→ **Set problem**: Answer with nothing but a number: how many lines include the word "personalization"?

* Begin Available data *

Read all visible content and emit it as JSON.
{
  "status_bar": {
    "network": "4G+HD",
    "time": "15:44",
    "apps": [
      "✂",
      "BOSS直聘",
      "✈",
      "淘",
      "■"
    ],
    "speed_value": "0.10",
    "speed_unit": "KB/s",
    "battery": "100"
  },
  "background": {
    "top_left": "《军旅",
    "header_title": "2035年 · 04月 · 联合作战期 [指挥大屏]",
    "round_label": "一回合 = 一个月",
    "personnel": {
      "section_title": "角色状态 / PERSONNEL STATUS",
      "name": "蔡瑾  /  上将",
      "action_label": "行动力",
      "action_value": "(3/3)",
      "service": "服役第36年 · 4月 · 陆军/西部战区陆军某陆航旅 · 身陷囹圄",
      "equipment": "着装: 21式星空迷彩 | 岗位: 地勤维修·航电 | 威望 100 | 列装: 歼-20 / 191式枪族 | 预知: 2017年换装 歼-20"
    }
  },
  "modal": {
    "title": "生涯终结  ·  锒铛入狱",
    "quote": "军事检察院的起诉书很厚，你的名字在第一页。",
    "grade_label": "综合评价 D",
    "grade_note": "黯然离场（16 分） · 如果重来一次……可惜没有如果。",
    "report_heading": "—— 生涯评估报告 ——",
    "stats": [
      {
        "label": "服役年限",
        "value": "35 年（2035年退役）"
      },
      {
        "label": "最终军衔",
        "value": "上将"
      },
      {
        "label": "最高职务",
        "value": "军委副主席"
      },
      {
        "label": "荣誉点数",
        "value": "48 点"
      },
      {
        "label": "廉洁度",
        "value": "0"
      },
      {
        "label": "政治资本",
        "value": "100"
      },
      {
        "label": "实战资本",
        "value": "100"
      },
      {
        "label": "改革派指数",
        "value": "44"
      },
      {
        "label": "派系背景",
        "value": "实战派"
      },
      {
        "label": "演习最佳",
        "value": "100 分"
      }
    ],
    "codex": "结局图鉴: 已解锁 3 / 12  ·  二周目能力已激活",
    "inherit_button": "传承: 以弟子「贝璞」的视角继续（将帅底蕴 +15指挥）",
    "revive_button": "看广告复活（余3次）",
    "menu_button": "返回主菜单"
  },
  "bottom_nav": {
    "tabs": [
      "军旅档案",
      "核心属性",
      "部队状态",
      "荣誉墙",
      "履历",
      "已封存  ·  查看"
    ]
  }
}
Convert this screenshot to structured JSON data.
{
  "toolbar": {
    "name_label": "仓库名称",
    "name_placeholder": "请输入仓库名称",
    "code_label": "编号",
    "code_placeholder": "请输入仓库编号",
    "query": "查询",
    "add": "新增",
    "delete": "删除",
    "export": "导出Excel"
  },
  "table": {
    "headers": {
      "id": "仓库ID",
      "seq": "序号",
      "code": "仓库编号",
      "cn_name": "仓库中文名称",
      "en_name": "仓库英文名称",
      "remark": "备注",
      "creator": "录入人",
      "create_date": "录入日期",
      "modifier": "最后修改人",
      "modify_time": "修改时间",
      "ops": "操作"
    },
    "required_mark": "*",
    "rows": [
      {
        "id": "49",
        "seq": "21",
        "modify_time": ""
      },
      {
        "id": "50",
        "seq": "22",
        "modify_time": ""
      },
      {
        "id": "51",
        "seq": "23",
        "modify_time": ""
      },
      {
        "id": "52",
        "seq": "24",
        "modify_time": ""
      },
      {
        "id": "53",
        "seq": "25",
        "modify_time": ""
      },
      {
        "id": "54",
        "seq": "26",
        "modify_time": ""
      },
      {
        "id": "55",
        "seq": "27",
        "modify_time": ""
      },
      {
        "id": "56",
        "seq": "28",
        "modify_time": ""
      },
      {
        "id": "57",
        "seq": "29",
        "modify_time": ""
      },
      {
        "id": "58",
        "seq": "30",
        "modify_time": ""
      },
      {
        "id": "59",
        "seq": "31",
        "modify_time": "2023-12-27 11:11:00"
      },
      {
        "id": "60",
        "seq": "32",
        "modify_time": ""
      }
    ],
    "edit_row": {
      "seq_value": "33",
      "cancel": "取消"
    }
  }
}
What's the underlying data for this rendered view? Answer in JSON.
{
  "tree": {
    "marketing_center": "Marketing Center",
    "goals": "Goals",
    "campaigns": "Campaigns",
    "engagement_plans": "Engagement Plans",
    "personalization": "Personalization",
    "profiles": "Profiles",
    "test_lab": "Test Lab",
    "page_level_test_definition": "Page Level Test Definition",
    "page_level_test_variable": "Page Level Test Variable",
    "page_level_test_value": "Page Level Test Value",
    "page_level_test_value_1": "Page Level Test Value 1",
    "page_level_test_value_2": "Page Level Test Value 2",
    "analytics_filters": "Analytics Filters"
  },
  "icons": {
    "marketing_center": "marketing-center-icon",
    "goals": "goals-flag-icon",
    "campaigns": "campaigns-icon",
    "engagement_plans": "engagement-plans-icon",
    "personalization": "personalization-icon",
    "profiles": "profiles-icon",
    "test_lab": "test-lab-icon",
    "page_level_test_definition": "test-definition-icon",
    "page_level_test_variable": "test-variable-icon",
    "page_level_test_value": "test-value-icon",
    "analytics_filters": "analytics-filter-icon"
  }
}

* End Available data *

→ **Solution for this task**: 2